Supplied material =>

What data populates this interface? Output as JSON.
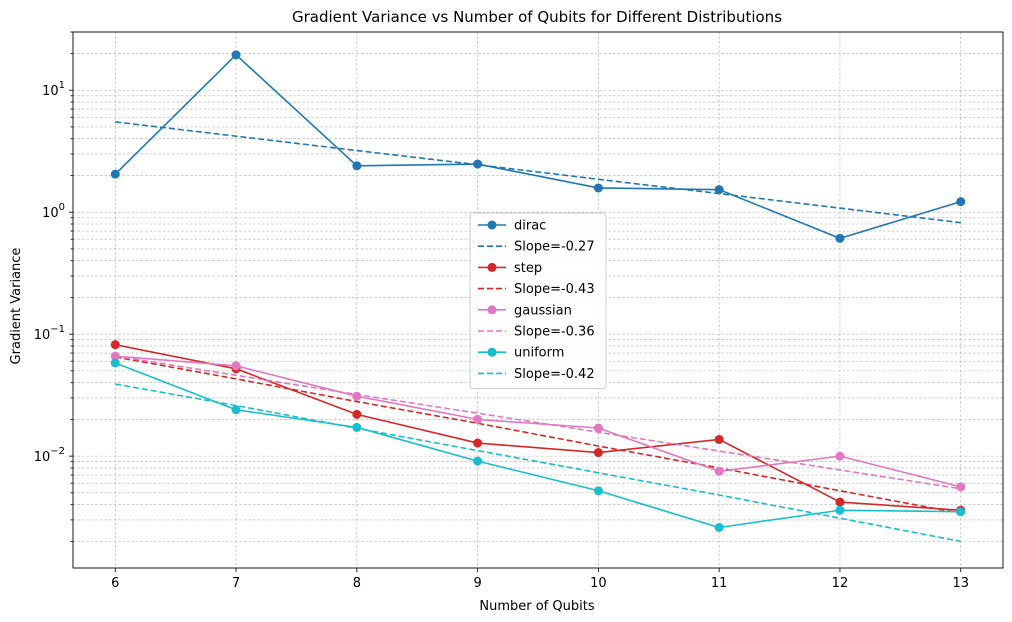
{
  "chart_data": {
    "type": "line",
    "title": "Gradient Variance vs Number of Qubits for Different Distributions",
    "xlabel": "Number of Qubits",
    "ylabel": "Gradient Variance",
    "xlim": [
      5.65,
      13.35
    ],
    "ylim": [
      0.00121,
      30
    ],
    "yscale": "log",
    "grid": true,
    "legend_position": "center",
    "x": [
      6,
      7,
      8,
      9,
      10,
      11,
      12,
      13
    ],
    "x_tick_labels": [
      "6",
      "7",
      "8",
      "9",
      "10",
      "11",
      "12",
      "13"
    ],
    "y_ticks": [
      {
        "value": 0.01,
        "base": "10",
        "exp": "−2"
      },
      {
        "value": 0.1,
        "base": "10",
        "exp": "−1"
      },
      {
        "value": 1,
        "base": "10",
        "exp": "0"
      },
      {
        "value": 10,
        "base": "10",
        "exp": "1"
      }
    ],
    "series": [
      {
        "name": "dirac",
        "color": "#1f77b4",
        "style": "solid",
        "marker": true,
        "values": [
          2.05,
          19.5,
          2.4,
          2.48,
          1.58,
          1.53,
          0.61,
          1.22
        ]
      },
      {
        "name": "Slope=-0.27",
        "color": "#1f77b4",
        "style": "dashed",
        "marker": false,
        "values": [
          5.5,
          4.2,
          3.2,
          2.45,
          1.86,
          1.42,
          1.08,
          0.82
        ]
      },
      {
        "name": "step",
        "color": "#d62728",
        "style": "solid",
        "marker": true,
        "values": [
          0.082,
          0.052,
          0.022,
          0.0128,
          0.0107,
          0.0137,
          0.0042,
          0.0036
        ]
      },
      {
        "name": "Slope=-0.43",
        "color": "#d62728",
        "style": "dashed",
        "marker": false,
        "values": [
          0.065,
          0.043,
          0.028,
          0.0186,
          0.0121,
          0.008,
          0.0052,
          0.0034
        ]
      },
      {
        "name": "gaussian",
        "color": "#e377c2",
        "style": "solid",
        "marker": true,
        "values": [
          0.066,
          0.055,
          0.031,
          0.02,
          0.017,
          0.0075,
          0.01,
          0.0056
        ]
      },
      {
        "name": "Slope=-0.36",
        "color": "#e377c2",
        "style": "dashed",
        "marker": false,
        "values": [
          0.066,
          0.046,
          0.032,
          0.0225,
          0.0157,
          0.011,
          0.0077,
          0.0054
        ]
      },
      {
        "name": "uniform",
        "color": "#17becf",
        "style": "solid",
        "marker": true,
        "values": [
          0.058,
          0.024,
          0.0172,
          0.0091,
          0.0052,
          0.0026,
          0.0036,
          0.0035
        ]
      },
      {
        "name": "Slope=-0.42",
        "color": "#17becf",
        "style": "dashed",
        "marker": false,
        "values": [
          0.039,
          0.026,
          0.0169,
          0.0111,
          0.0073,
          0.0048,
          0.0031,
          0.002
        ]
      }
    ]
  }
}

Work required => Copy every line in the listing above where the string "name" turns up.

Solution to this problem =>
        "name": "dirac",
        "name": "Slope=-0.27",
        "name": "step",
        "name": "Slope=-0.43",
        "name": "gaussian",
        "name": "Slope=-0.36",
        "name": "uniform",
        "name": "Slope=-0.42",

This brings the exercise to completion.